What needs to be done
Look for "ideating" in the listing below. Gather each line that contains it.

Saved entries
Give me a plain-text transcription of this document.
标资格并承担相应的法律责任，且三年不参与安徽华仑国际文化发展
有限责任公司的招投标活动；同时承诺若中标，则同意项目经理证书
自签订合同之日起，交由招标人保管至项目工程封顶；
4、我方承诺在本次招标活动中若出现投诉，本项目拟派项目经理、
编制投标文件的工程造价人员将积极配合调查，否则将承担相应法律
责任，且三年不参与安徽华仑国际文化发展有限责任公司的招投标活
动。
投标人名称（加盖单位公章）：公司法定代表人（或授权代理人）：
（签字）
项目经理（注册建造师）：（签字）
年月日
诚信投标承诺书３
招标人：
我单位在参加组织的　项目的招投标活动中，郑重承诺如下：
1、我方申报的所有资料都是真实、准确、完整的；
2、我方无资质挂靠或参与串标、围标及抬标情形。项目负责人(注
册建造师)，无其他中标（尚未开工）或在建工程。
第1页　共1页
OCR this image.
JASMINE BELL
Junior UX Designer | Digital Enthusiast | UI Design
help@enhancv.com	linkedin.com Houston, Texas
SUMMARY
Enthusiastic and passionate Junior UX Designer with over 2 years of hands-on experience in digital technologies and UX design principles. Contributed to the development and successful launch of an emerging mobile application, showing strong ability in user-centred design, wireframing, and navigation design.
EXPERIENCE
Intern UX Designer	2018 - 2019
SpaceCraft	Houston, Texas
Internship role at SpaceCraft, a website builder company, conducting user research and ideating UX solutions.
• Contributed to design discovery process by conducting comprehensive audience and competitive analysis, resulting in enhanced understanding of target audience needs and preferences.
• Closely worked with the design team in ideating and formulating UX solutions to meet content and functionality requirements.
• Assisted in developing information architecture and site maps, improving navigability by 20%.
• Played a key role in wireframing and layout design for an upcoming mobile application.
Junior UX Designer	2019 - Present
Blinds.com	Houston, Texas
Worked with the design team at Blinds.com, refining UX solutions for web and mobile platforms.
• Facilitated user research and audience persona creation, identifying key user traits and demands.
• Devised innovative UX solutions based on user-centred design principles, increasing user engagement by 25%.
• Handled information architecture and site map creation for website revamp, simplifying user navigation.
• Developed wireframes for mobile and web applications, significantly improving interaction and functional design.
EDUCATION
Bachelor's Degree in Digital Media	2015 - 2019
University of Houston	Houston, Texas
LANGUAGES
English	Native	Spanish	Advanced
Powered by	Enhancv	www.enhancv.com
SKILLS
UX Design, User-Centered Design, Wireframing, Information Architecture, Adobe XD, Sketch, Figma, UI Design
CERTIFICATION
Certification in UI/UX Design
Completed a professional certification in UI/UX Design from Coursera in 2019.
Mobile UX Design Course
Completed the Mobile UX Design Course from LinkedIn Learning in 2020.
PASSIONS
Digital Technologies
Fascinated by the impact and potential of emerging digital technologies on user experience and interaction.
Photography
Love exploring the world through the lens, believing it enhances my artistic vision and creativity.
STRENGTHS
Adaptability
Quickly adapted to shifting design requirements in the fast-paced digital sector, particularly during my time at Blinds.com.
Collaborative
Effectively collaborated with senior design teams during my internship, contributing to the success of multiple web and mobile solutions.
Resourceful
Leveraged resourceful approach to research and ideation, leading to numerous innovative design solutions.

Correct output
Internship role at SpaceCraft, a website builder company, conducting user research and ideating UX solutions.
• Closely worked with the design team in ideating and formulating UX solutions to meet content and functionality requirements.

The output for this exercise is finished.